Below is a block of records; repeat each one exactly.

• [Data for this task]
● ● ● ● ● ● ●

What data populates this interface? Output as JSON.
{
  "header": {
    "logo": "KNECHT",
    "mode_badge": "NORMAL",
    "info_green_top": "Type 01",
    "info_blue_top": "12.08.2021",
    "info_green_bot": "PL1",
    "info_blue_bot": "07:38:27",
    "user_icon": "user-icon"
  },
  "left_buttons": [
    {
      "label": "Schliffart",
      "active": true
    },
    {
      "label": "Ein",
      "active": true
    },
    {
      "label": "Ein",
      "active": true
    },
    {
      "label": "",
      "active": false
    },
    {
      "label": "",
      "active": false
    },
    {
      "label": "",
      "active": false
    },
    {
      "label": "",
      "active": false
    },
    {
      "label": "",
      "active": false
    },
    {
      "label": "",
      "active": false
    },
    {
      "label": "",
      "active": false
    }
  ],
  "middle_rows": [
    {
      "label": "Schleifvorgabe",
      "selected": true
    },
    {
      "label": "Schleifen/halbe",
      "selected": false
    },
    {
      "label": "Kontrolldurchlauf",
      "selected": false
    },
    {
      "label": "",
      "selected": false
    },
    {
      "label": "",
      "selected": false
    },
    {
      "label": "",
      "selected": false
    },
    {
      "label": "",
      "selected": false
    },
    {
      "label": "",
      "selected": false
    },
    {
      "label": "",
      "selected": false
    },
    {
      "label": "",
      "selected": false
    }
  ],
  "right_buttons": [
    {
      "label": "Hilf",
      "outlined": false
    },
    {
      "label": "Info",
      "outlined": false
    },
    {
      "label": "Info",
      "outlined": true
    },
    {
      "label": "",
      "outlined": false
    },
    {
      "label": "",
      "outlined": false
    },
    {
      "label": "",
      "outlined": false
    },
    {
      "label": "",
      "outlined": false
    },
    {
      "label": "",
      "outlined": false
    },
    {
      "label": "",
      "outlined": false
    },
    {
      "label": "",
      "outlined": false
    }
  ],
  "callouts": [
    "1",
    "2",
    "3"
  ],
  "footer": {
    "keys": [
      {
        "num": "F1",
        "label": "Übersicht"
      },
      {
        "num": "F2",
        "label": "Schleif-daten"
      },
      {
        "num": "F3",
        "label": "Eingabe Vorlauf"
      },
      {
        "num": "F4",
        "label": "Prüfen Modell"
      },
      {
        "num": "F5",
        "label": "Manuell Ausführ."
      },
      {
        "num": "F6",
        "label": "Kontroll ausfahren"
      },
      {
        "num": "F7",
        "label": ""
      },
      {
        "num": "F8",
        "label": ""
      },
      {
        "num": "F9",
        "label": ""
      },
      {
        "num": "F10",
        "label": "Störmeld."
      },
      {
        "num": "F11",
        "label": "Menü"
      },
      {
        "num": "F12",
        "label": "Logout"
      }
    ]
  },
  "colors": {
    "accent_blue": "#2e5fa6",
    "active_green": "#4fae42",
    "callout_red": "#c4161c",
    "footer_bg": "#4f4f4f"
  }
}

● ● ● ● ● ● ●

• [Response for this exercise]
What data populates this interface? Output as JSON.
{
  "header": {
    "logo": "KNECHT",
    "mode_badge": "NORMAL",
    "info_green_top": "Type 01",
    "info_blue_top": "12.08.2021",
    "info_green_bot": "PL1",
    "info_blue_bot": "07:38:27",
    "user_icon": "user-icon"
  },
  "left_buttons": [
    {
      "label": "Schliffart",
      "active": true
    },
    {
      "label": "Ein",
      "active": true
    },
    {
      "label": "Ein",
      "active": true
    },
    {
      "label": "",
      "active": false
    },
    {
      "label": "",
      "active": false
    },
    {
      "label": "",
      "active": false
    },
    {
      "label": "",
      "active": false
    },
    {
      "label": "",
      "active": false
    },
    {
      "label": "",
      "active": false
    },
    {
      "label": "",
      "active": false
    }
  ],
  "middle_rows": [
    {
      "label": "Schleifvorgabe",
      "selected": true
    },
    {
      "label": "Schleifen/halbe",
      "selected": false
    },
    {
      "label": "Kontrolldurchlauf",
      "selected": false
    },
    {
      "label": "",
      "selected": false
    },
    {
      "label": "",
      "selected": false
    },
    {
      "label": "",
      "selected": false
    },
    {
      "label": "",
      "selected": false
    },
    {
      "label": "",
      "selected": false
    },
    {
      "label": "",
      "selected": false
    },
    {
      "label": "",
      "selected": false
    }
  ],
  "right_buttons": [
    {
      "label": "Hilf",
      "outlined": false
    },
    {
      "label": "Info",
      "outlined": false
    },
    {
      "label": "Info",
      "outlined": true
    },
    {
      "label": "",
      "outlined": false
    },
    {
      "label": "",
      "outlined": false
    },
    {
      "label": "",
      "outlined": false
    },
    {
      "label": "",
      "outlined": false
    },
    {
      "label": "",
      "outlined": false
    },
    {
      "label": "",
      "outlined": false
    },
    {
      "label": "",
      "outlined": false
    }
  ],
  "callouts": [
    "1",
    "2",
    "3"
  ],
  "footer": {
    "keys": [
      {
        "num": "F1",
        "label": "Übersicht"
      },
      {
        "num": "F2",
        "label": "Schleif-daten"
      },
      {
        "num": "F3",
        "label": "Eingabe Vorlauf"
      },
      {
        "num": "F4",
        "label": "Prüfen Modell"
      },
      {
        "num": "F5",
        "label": "Manuell Ausführ."
      },
      {
        "num": "F6",
        "label": "Kontroll ausfahren"
      },
      {
        "num": "F7",
        "label": ""
      },
      {
        "num": "F8",
        "label": ""
      },
      {
        "num": "F9",
        "label": ""
      },
      {
        "num": "F10",
        "label": "Störmeld."
      },
      {
        "num": "F11",
        "label": "Menü"
      },
      {
        "num": "F12",
        "label": "Logout"
      }
    ]
  },
  "colors": {
    "accent_blue": "#2e5fa6",
    "active_green": "#4fae42",
    "callout_red": "#c4161c",
    "footer_bg": "#4f4f4f"
  }
}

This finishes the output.